__SOURCE DOCUMENT__:
^^^^^^^^

The panel proposed an insect like a killer bee, bred for lethal sting and aggressiveness, and programmed
to seek certain chemicals common to the enemy, but not to our own troops. It might avoid the smell of
U.S. fatigues, while zeroing in on someone who smells of enemy rations. The bee would have a life span
of a couple of weeks, perhaps less (workers have short life spans as it is). Drop a few packages of those
sterile workers into a region honeycombed with enemy tunnels, and wait for your little live weapons to
acquire targets in the tunnels. If you have pheromone sensors to track the bees from a distance, you can
even locate the tunnel entrances—a great advantage in itself.
This "tailored hornet" concept seems less and less weird, the more we study it. We're not really making
the insects do anything that they don'talready do. We're just nudging them to do it exclusively against the
enemy.
A firefight can overwhelm the footsoldier with too much sound, light, odor, and touch. But if we encase
him in full body armor (TAKE NOTE), he will need some way to use information he gets through his
various sensors. For some years now, experimenters have been improving gadgetry that translates images
into patterns across an area, like finger-taps. Sightless people wearing this equipment can walk down a
street as if sighted, feeling painless taps in special patterns across their backs to warn of cars, curbs, and
other people. It should be possible to improve this equipment so that a soldier could wear it as part of his
battle dress. Will the information it adds be worth the trouble? It's still too early to tell.

^^^^^^^^

Data entries:
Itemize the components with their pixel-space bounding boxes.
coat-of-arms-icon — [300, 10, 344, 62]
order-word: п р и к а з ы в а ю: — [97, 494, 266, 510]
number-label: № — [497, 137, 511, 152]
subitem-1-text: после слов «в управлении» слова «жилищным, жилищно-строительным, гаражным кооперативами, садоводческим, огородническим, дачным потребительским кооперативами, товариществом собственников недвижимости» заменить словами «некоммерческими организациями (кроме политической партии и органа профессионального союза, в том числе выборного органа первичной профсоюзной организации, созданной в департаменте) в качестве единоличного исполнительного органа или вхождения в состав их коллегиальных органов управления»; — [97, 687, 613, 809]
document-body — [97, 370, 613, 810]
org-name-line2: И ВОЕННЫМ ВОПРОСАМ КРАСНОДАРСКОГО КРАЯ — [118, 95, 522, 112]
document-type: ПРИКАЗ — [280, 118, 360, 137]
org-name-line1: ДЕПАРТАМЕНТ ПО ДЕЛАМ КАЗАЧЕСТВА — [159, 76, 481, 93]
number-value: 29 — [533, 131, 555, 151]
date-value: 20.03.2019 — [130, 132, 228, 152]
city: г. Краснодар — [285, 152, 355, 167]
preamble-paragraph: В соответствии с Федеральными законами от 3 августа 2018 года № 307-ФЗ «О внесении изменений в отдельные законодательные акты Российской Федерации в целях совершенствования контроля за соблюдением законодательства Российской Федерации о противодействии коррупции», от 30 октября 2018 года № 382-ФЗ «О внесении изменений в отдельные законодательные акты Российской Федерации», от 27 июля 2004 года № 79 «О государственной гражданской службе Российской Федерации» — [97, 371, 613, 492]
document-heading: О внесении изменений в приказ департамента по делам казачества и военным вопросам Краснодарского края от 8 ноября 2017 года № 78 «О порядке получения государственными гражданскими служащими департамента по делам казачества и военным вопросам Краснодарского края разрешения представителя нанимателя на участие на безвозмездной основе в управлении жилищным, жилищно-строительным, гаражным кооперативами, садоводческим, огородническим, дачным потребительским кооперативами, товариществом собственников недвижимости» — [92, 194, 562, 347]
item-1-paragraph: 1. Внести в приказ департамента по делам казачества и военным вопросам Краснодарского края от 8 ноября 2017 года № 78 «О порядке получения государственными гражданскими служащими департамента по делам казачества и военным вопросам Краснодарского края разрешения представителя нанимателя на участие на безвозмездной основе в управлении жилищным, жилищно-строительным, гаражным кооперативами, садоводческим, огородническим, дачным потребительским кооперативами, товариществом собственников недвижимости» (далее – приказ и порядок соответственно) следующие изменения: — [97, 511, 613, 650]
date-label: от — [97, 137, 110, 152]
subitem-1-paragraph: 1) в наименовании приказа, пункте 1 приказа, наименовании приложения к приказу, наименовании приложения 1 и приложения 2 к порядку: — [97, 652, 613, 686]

^^^^^^^^

__GIVEN INSTRUCTION__: Reproduce the military-technology passage between "The panel proposed" and "advantage in itself.", inclusive, switching "workers" to "foragers" throughout. Work only from the military-technology passage and ignore the data entries.

__TASK RESPONSE__:
The panel proposed an insect like a killer bee, bred for lethal sting and aggressiveness, and programmed
to seek certain chemicals common to the enemy, but not to our own troops. It might avoid the smell of
U.S. fatigues, while zeroing in on someone who smells of enemy rations. The bee would have a life span
of a couple of weeks, perhaps less (foragers have short life spans as it is). Drop a few packages of those
sterile foragers into a region honeycombed with enemy tunnels, and wait for your little live weapons to
acquire targets in the tunnels. If you have pheromone sensors to track the bees from a distance, you can
even locate the tunnel entrances—a great advantage in itself.